WRITTEN PROBLEM:
Return the listing word for word, as given.

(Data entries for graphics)
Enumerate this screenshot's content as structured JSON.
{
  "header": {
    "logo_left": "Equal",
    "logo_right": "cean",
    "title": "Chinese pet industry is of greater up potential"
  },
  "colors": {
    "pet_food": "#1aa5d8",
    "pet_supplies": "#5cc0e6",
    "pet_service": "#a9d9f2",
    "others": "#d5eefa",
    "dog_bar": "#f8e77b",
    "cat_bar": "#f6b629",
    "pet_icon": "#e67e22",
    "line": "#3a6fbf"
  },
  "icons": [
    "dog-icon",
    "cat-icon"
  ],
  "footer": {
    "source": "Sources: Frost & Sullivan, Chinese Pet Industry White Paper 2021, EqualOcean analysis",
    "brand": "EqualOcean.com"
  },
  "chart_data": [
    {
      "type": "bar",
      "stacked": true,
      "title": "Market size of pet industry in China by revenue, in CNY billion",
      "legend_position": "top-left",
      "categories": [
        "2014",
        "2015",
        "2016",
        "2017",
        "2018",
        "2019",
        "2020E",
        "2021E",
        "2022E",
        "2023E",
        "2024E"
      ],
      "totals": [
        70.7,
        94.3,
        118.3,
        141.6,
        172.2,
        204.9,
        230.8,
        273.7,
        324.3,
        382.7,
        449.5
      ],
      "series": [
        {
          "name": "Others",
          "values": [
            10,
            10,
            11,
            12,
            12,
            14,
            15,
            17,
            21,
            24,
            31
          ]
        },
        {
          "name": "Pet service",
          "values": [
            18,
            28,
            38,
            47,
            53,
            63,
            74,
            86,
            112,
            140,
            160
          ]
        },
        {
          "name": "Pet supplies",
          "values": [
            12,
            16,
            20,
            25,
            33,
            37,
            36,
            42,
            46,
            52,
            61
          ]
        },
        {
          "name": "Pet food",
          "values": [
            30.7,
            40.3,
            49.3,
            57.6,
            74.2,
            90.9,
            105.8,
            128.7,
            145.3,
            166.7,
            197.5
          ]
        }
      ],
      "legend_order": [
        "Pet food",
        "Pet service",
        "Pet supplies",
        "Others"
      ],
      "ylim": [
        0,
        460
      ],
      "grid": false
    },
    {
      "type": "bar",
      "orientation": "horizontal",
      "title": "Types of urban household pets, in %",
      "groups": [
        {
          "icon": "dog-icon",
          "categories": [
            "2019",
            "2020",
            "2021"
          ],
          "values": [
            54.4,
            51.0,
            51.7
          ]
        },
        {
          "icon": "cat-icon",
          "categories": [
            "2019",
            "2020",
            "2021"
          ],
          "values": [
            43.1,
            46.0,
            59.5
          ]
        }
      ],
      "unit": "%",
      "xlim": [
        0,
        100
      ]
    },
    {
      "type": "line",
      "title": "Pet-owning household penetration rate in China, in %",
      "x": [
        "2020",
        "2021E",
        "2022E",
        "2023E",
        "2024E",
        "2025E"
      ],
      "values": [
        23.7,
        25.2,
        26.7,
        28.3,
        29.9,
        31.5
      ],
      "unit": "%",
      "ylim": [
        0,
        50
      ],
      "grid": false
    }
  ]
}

REPLY TO THE TASK:
Enumerate this screenshot's content as structured JSON.
{
  "header": {
    "logo_left": "Equal",
    "logo_right": "cean",
    "title": "Chinese pet industry is of greater up potential"
  },
  "colors": {
    "pet_food": "#1aa5d8",
    "pet_supplies": "#5cc0e6",
    "pet_service": "#a9d9f2",
    "others": "#d5eefa",
    "dog_bar": "#f8e77b",
    "cat_bar": "#f6b629",
    "pet_icon": "#e67e22",
    "line": "#3a6fbf"
  },
  "icons": [
    "dog-icon",
    "cat-icon"
  ],
  "footer": {
    "source": "Sources: Frost & Sullivan, Chinese Pet Industry White Paper 2021, EqualOcean analysis",
    "brand": "EqualOcean.com"
  },
  "chart_data": [
    {
      "type": "bar",
      "stacked": true,
      "title": "Market size of pet industry in China by revenue, in CNY billion",
      "legend_position": "top-left",
      "categories": [
        "2014",
        "2015",
        "2016",
        "2017",
        "2018",
        "2019",
        "2020E",
        "2021E",
        "2022E",
        "2023E",
        "2024E"
      ],
      "totals": [
        70.7,
        94.3,
        118.3,
        141.6,
        172.2,
        204.9,
        230.8,
        273.7,
        324.3,
        382.7,
        449.5
      ],
      "series": [
        {
          "name": "Others",
          "values": [
            10,
            10,
            11,
            12,
            12,
            14,
            15,
            17,
            21,
            24,
            31
          ]
        },
        {
          "name": "Pet service",
          "values": [
            18,
            28,
            38,
            47,
            53,
            63,
            74,
            86,
            112,
            140,
            160
          ]
        },
        {
          "name": "Pet supplies",
          "values": [
            12,
            16,
            20,
            25,
            33,
            37,
            36,
            42,
            46,
            52,
            61
          ]
        },
        {
          "name": "Pet food",
          "values": [
            30.7,
            40.3,
            49.3,
            57.6,
            74.2,
            90.9,
            105.8,
            128.7,
            145.3,
            166.7,
            197.5
          ]
        }
      ],
      "legend_order": [
        "Pet food",
        "Pet service",
        "Pet supplies",
        "Others"
      ],
      "ylim": [
        0,
        460
      ],
      "grid": false
    },
    {
      "type": "bar",
      "orientation": "horizontal",
      "title": "Types of urban household pets, in %",
      "groups": [
        {
          "icon": "dog-icon",
          "categories": [
            "2019",
            "2020",
            "2021"
          ],
          "values": [
            54.4,
            51.0,
            51.7
          ]
        },
        {
          "icon": "cat-icon",
          "categories": [
            "2019",
            "2020",
            "2021"
          ],
          "values": [
            43.1,
            46.0,
            59.5
          ]
        }
      ],
      "unit": "%",
      "xlim": [
        0,
        100
      ]
    },
    {
      "type": "line",
      "title": "Pet-owning household penetration rate in China, in %",
      "x": [
        "2020",
        "2021E",
        "2022E",
        "2023E",
        "2024E",
        "2025E"
      ],
      "values": [
        23.7,
        25.2,
        26.7,
        28.3,
        29.9,
        31.5
      ],
      "unit": "%",
      "ylim": [
        0,
        50
      ],
      "grid": false
    }
  ]
}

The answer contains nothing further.